**Problem description:** Your task is to copy every line of the entries that contains "birodalmat".

**Dataset records:**
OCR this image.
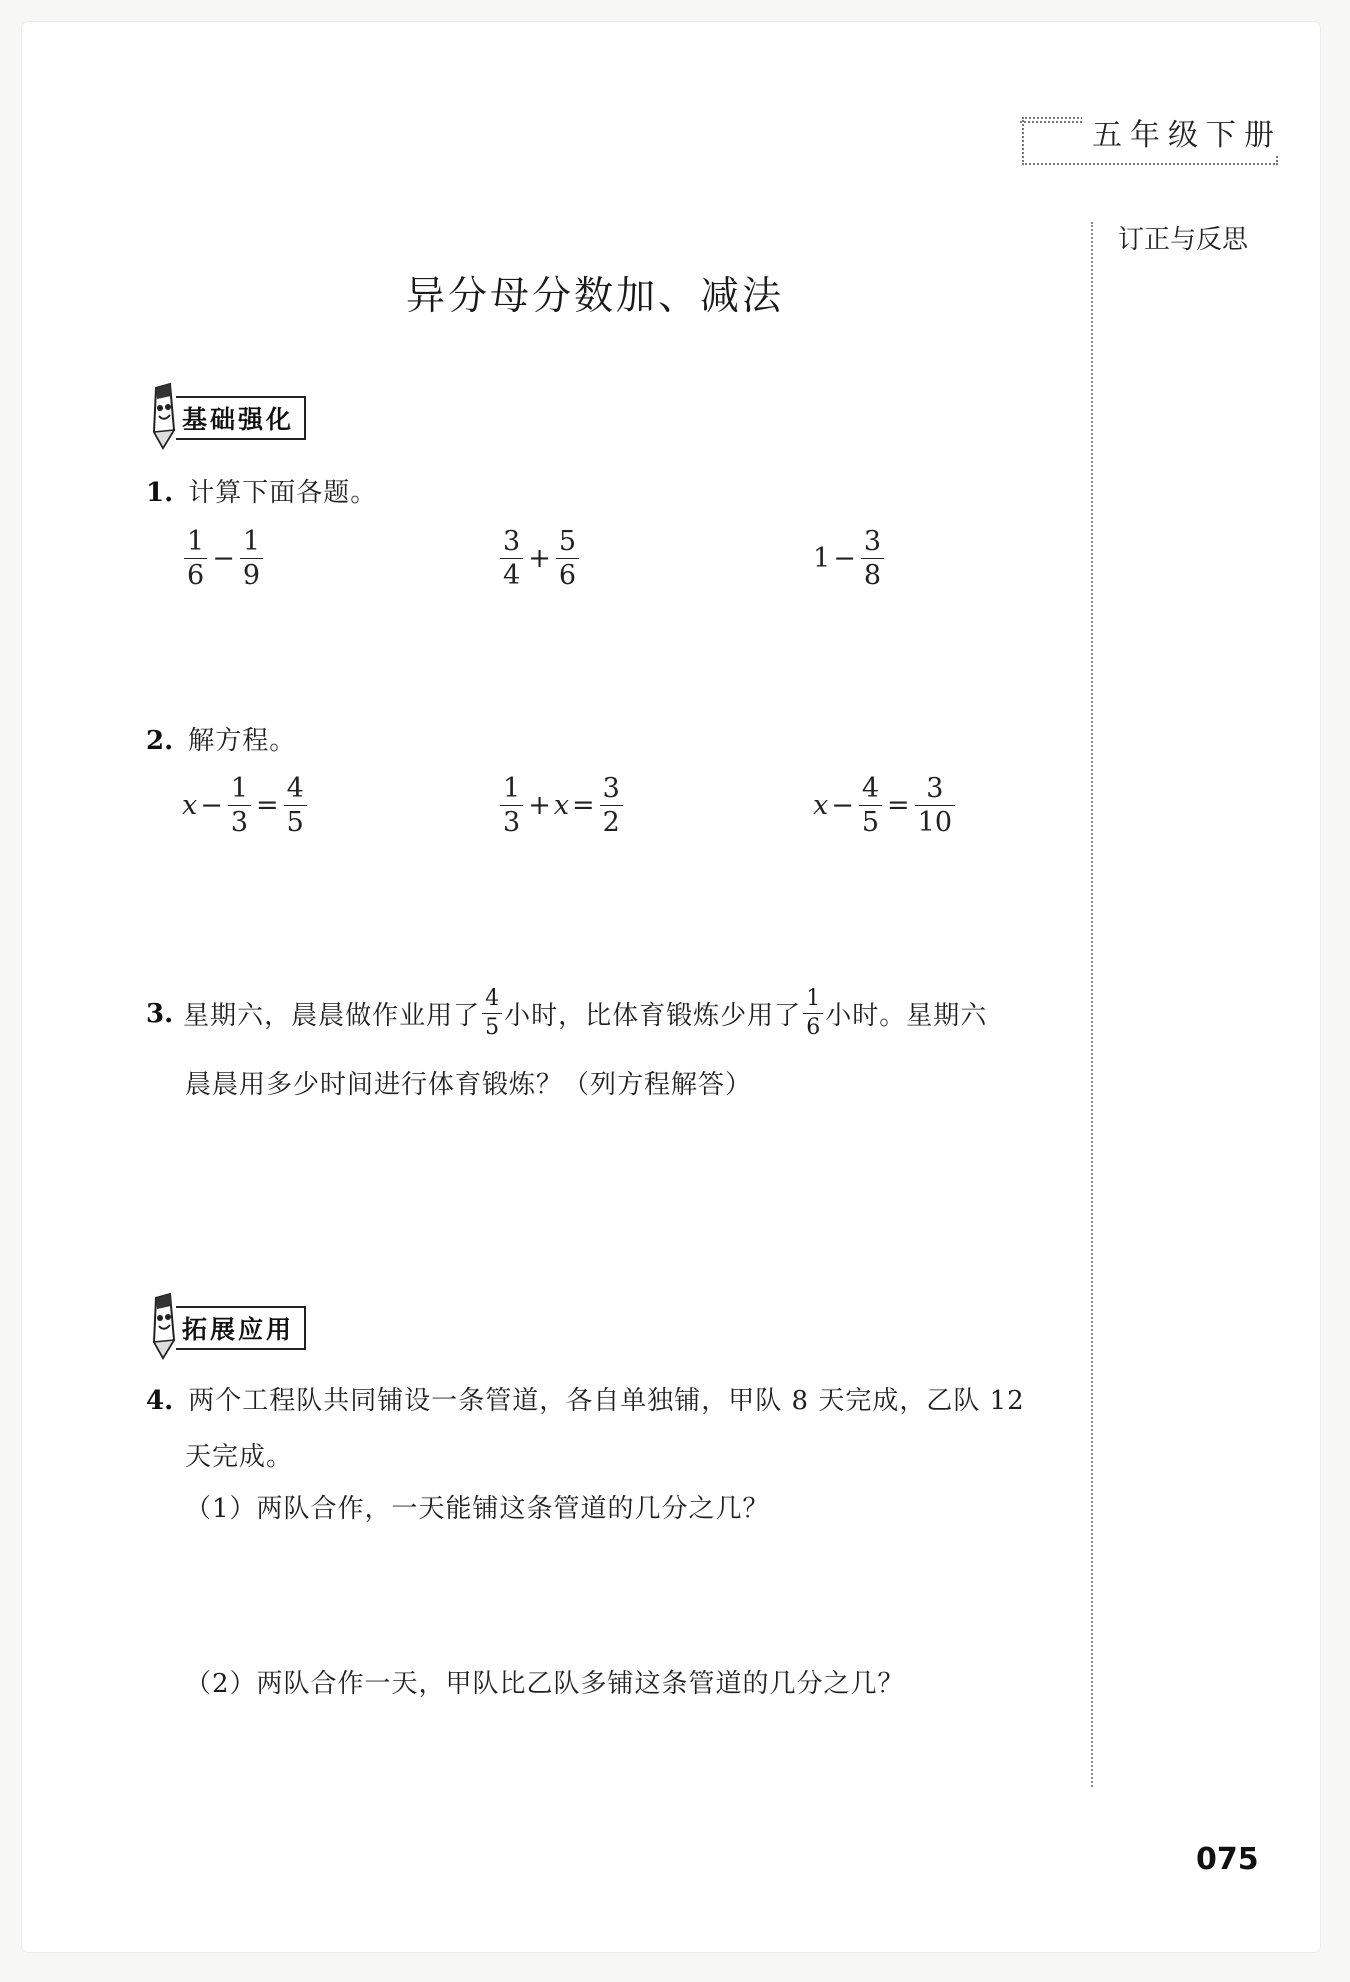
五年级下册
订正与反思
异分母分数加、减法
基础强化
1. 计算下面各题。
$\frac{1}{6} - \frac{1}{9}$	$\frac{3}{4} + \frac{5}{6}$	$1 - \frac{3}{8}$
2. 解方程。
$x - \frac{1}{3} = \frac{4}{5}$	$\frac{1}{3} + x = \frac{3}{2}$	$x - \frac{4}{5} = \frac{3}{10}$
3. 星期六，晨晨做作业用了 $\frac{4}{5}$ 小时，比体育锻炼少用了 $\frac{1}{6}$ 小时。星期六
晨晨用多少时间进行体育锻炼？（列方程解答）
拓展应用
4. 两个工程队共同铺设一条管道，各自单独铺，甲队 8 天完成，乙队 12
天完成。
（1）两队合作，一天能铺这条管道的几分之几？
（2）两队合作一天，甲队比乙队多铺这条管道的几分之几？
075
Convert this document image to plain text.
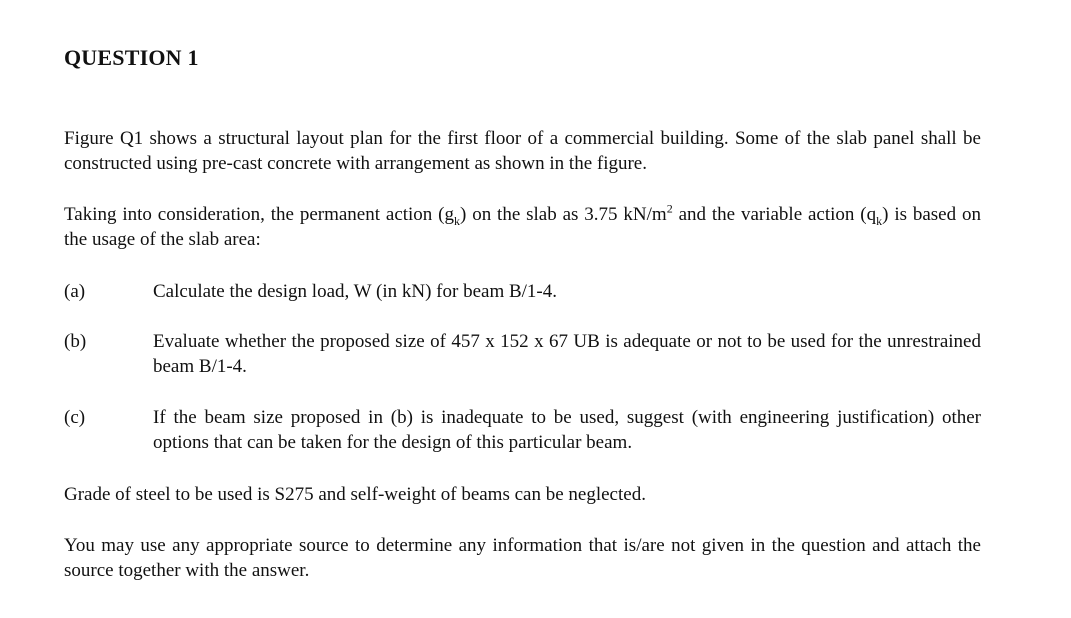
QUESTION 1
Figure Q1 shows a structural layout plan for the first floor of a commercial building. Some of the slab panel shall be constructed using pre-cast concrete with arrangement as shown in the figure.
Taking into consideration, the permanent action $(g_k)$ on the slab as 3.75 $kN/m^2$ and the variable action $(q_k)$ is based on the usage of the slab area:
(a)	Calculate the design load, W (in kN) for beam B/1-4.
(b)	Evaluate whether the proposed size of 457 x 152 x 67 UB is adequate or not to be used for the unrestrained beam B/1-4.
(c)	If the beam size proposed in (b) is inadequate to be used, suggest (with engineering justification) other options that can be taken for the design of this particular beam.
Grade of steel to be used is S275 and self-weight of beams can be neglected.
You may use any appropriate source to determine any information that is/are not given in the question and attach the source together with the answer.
--
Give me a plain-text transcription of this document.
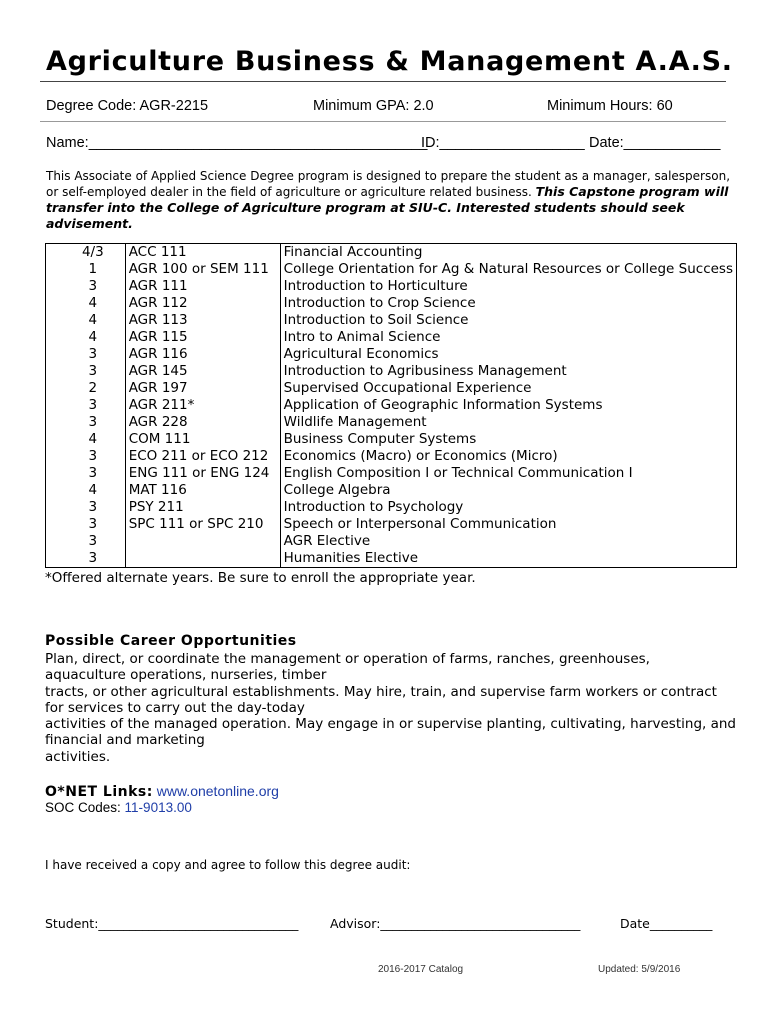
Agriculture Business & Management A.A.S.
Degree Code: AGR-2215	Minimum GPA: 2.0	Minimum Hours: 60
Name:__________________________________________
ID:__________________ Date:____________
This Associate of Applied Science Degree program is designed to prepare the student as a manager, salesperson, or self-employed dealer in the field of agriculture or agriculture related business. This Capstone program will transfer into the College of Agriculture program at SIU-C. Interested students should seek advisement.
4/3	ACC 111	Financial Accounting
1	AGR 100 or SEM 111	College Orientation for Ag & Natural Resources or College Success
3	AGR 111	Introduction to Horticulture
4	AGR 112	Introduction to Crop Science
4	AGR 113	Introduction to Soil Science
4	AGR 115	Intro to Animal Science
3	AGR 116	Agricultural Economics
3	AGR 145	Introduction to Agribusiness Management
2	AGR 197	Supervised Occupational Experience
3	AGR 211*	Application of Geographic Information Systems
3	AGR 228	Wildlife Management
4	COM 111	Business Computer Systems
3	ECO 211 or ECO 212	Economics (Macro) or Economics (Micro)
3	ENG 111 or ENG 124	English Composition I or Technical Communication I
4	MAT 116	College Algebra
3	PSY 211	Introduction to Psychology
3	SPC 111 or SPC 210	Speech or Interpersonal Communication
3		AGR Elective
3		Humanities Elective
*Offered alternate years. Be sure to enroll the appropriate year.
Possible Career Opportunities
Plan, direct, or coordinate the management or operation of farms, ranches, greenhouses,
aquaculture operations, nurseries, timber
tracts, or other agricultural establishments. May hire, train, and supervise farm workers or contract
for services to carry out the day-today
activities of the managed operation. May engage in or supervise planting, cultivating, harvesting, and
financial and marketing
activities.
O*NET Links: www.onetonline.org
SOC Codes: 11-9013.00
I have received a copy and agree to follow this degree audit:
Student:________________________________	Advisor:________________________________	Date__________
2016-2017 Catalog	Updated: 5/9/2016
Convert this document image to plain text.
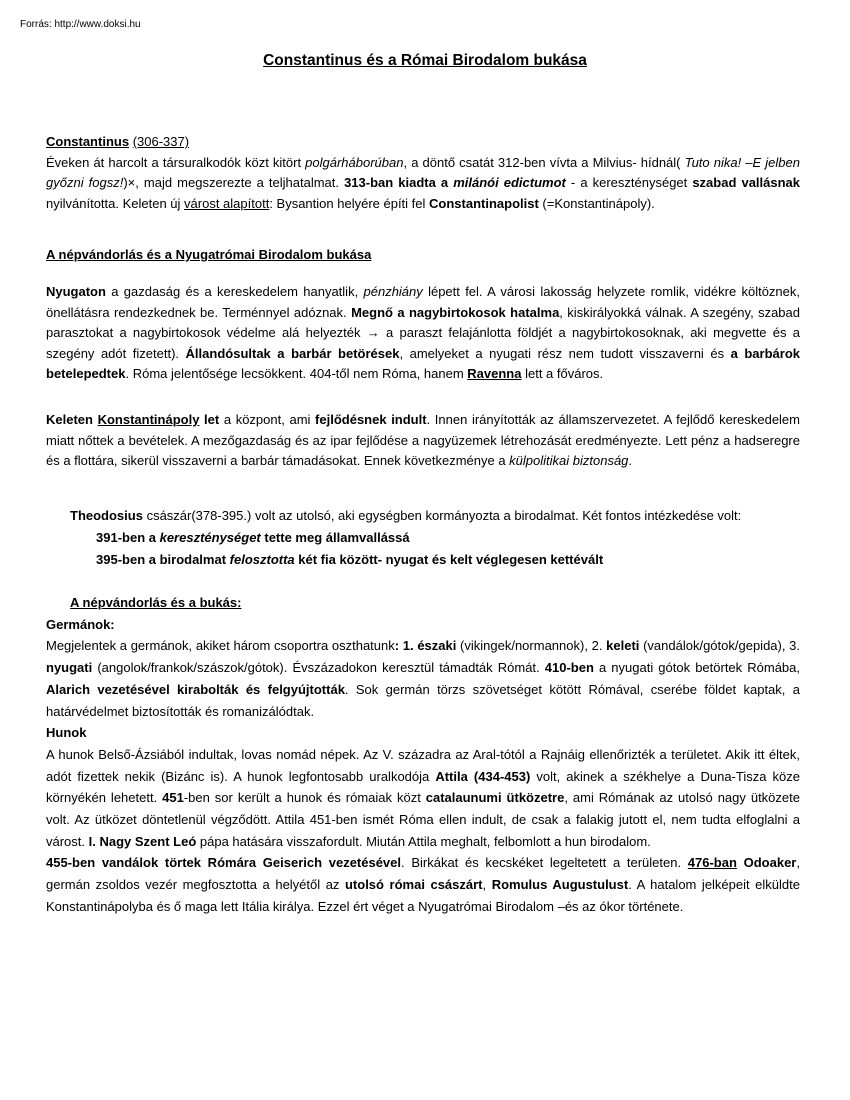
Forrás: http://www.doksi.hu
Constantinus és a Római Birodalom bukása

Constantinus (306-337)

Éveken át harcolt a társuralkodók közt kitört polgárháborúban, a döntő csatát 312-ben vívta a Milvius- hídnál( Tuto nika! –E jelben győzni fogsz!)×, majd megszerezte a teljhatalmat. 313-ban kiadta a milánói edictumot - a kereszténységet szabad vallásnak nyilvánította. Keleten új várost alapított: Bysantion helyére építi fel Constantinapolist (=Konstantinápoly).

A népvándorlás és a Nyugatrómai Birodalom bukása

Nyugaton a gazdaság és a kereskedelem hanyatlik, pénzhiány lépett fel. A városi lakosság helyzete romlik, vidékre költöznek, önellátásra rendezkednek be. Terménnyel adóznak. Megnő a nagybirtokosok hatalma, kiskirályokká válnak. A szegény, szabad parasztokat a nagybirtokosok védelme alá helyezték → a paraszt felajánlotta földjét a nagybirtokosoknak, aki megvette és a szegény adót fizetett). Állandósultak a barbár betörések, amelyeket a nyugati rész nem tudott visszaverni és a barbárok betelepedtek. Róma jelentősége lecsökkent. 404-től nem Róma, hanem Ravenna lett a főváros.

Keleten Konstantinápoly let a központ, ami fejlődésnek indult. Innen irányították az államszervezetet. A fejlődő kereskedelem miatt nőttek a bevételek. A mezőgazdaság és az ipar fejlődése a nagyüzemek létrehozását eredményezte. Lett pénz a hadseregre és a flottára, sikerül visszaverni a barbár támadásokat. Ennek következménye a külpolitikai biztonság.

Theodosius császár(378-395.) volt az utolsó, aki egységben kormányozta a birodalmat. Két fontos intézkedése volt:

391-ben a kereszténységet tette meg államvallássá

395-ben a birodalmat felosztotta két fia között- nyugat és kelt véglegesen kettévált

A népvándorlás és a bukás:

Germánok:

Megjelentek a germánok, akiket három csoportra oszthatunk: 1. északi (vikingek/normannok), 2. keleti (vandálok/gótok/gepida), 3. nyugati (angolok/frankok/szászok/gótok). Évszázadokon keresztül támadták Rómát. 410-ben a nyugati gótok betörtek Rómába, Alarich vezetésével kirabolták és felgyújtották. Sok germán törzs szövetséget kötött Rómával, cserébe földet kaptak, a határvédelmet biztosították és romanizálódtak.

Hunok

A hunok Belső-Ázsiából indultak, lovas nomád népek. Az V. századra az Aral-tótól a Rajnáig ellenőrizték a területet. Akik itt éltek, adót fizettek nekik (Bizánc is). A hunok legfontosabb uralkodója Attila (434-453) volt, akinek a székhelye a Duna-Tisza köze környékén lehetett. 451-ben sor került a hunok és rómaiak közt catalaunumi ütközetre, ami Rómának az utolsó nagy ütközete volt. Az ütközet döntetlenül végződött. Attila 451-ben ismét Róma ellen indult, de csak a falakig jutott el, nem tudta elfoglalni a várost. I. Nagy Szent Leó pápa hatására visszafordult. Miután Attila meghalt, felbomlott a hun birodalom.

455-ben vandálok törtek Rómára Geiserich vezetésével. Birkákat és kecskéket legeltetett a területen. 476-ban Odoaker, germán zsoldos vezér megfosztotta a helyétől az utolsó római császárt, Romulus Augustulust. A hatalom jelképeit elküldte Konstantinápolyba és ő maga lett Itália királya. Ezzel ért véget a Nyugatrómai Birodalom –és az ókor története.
--
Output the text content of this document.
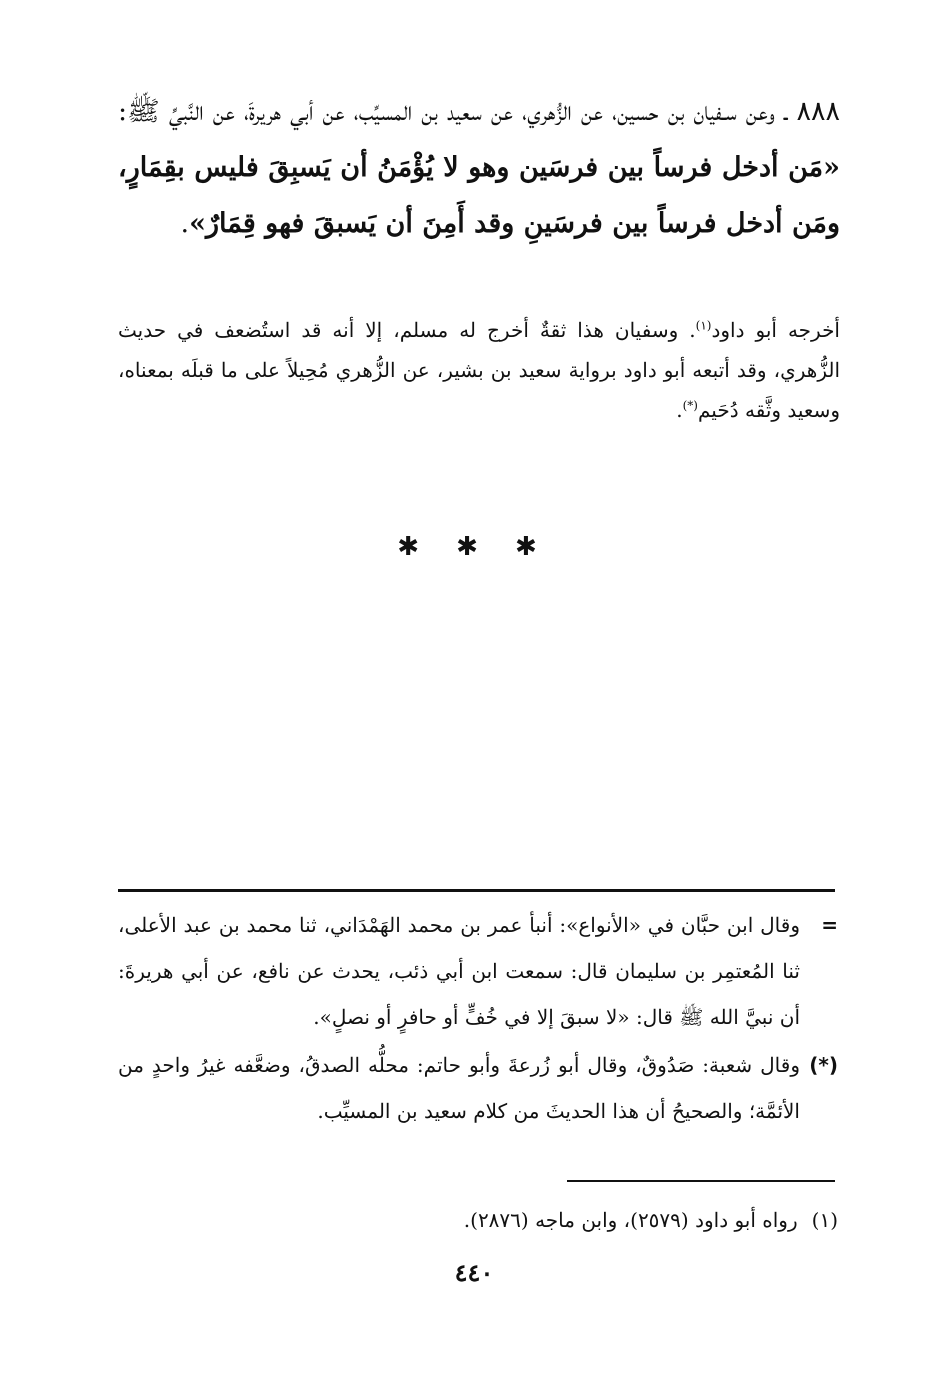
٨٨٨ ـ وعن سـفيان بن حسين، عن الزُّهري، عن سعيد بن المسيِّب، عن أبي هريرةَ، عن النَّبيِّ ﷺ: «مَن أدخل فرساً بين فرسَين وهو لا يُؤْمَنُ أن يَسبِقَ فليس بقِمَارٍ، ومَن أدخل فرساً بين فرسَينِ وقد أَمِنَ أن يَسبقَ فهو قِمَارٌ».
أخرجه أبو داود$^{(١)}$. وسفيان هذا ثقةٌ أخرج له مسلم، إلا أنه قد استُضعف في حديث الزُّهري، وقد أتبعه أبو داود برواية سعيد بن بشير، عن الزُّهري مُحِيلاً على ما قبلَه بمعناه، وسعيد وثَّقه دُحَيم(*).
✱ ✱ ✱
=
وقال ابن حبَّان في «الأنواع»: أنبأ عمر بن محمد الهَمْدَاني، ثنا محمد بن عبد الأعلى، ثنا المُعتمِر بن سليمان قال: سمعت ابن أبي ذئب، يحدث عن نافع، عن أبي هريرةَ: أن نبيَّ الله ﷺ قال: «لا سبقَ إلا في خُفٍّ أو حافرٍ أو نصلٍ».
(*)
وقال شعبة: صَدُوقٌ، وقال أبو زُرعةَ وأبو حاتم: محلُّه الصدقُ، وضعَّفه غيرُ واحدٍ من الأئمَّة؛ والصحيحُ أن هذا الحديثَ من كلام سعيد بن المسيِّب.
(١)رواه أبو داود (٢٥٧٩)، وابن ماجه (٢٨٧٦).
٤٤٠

**Solution to this exercise:**
Theodosius császár(378-395.) volt az utolsó, aki egységben kormányozta a birodalmat. Két fontos intézkedése volt:
395-ben a birodalmat felosztotta két fia között- nyugat és kelt véglegesen kettévált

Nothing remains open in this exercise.